_Task prompt:_
Please find every line in the records below that contains the word "vattendrag", and copy it.

(Entries from a page text dataset)

━━━━━━━━━━━━━━━━━━━━━━━━━━━━━━

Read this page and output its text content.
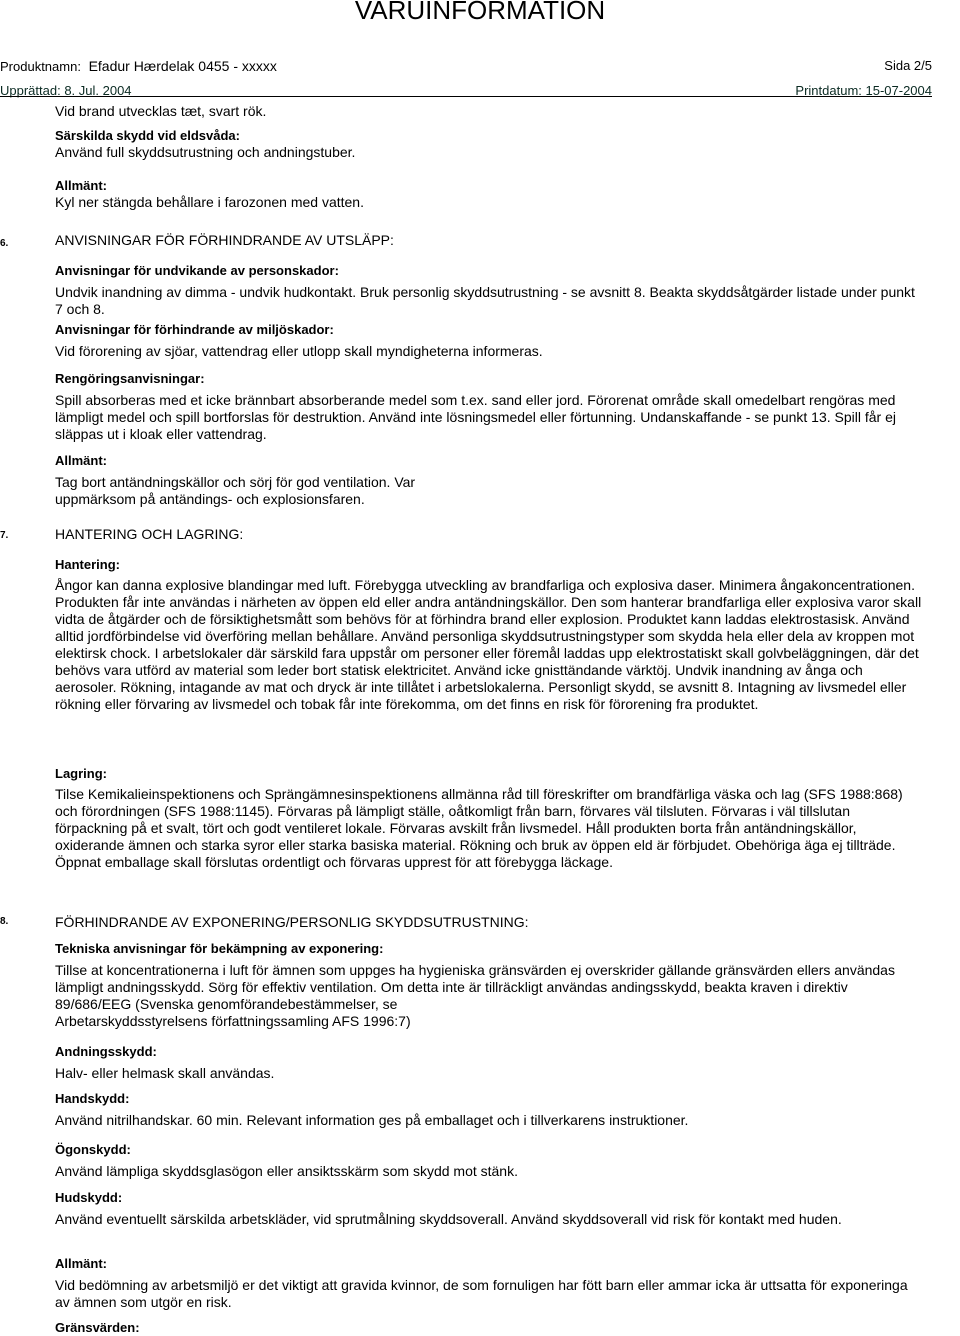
VARUINFORMATION
Produktnamn: Efadur Hærdelak 0455 - xxxxx	Sida 2/5
Upprättad: 8. Jul. 2004	Printdatum: 15-07-2004

Vid brand utvecklas tæt, svart rök.

Särskilda skydd vid eldsvåda:

Använd full skyddsutrustning och andningstuber.

Allmänt:

Kyl ner stängda behållare i farozonen med vatten.

6.	ANVISNINGAR FÖR FÖRHINDRANDE AV UTSLÄPP:

Anvisningar för undvikande av personskador:

Undvik inandning av dimma - undvik hudkontakt. Bruk personlig skyddsutrustning - se avsnitt 8. Beakta skyddsåtgärder listade under punkt 7 och 8.

Anvisningar för förhindrande av miljöskador:

Vid förorening av sjöar, vattendrag eller utlopp skall myndigheterna informeras.

Rengöringsanvisningar:

Spill absorberas med et icke brännbart absorberande medel som t.ex. sand eller jord. Förorenat område skall omedelbart rengöras med lämpligt medel och spill bortforslas för destruktion. Använd inte lösningsmedel eller förtunning. Undanskaffande - se punkt 13. Spill får ej släppas ut i kloak eller vattendrag.

Allmänt:

Tag bort antändningskällor och sörj för god ventilation. Var uppmärksom på antändings- och explosionsfaren.

7.	HANTERING OCH LAGRING:

Hantering:

Ångor kan danna explosive blandingar med luft. Förebygga utveckling av brandfarliga och explosiva daser. Minimera ångakoncentrationen. Produkten får inte användas i närheten av öppen eld eller andra antändningskällor. Den som hanterar brandfarliga eller explosiva varor skall vidta de åtgärder och de försiktighetsmått som behövs för at förhindra brand eller explosion. Produktet kann laddas elektrostasisk. Använd alltid jordförbindelse vid överföring mellan behållare. Använd personliga skyddsutrustningstyper som skydda hela eller dela av kroppen mot elektirsk chock. I arbetslokaler där särskild fara uppstår om personer eller föremål laddas upp elektrostatiskt skall golvbeläggningen, där det behövs vara utförd av material som leder bort statisk elektricitet. Använd icke gnisttändande värktöj. Undvik inandning av ånga och aerosoler. Rökning, intagande av mat och dryck är inte tillåtet i arbetslokalerna. Personligt skydd, se avsnitt 8. Intagning av livsmedel eller rökning eller förvaring av livsmedel och tobak får inte förekomma, om det finns en risk för förorening fra produktet.

Lagring:

Tilse Kemikalieinspektionens och Sprängämnesinspektionens allmänna råd till föreskrifter om brandfärliga väska och lag (SFS 1988:868) och förordningen (SFS 1988:1145). Förvaras på lämpligt ställe, oåtkomligt från barn, förvares väl tilsluten. Förvaras i väl tillslutan förpackning på et svalt, tört och godt ventileret lokale. Förvaras avskilt från livsmedel. Håll produkten borta från antändningskällor, oxiderande ämnen och starka syror eller starka basiska material. Rökning och bruk av öppen eld är förbjudet. Obehöriga äga ej tillträde. Öppnat emballage skall förslutas ordentligt och förvaras upprest för att förebygga läckage.

8.	FÖRHINDRANDE AV EXPONERING/PERSONLIG SKYDDSUTRUSTNING:

Tekniska anvisningar för bekämpning av exponering:

Tillse at koncentrationerna i luft för ämnen som uppges ha hygieniska gränsvärden ej overskrider gällande gränsvärden ellers användas lämpligt andningsskydd. Sörg för effektiv ventilation. Om detta inte är tillräckligt användas andingsskydd, beakta kraven i direktiv 89/686/EEG (Svenska genomförandebestämmelser, se

Arbetarskyddsstyrelsens författningssamling AFS 1996:7)

Andningsskydd:

Halv- eller helmask skall användas.

Handskydd:

Använd nitrilhandskar. 60 min. Relevant information ges på emballaget och i tillverkarens instruktioner.

Ögonskydd:

Använd lämpliga skyddsglasögon eller ansiktsskärm som skydd mot stänk.

Hudskydd:

Använd eventuellt särskilda arbetskläder, vid sprutmålning skyddsoverall. Använd skyddsoverall vid risk för kontakt med huden.

Allmänt:

Vid bedömning av arbetsmiljö er det viktigt att gravida kvinnor, de som fornuligen har fött barn eller ammar icka är uttsatta för exponeringa av ämnen som utgör en risk.

Gränsvärden:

━━━━━━━━━━━━━━━━━━━━━━━━━━━━━━

_Output of the task:_
Vid förorening av sjöar, vattendrag eller utlopp skall myndigheterna informeras.
Spill absorberas med et icke brännbart absorberande medel som t.ex. sand eller jord. Förorenat område skall omedelbart rengöras med lämpligt medel och spill bortforslas för destruktion. Använd inte lösningsmedel eller förtunning. Undanskaffande - se punkt 13. Spill får ej släppas ut i kloak eller vattendrag.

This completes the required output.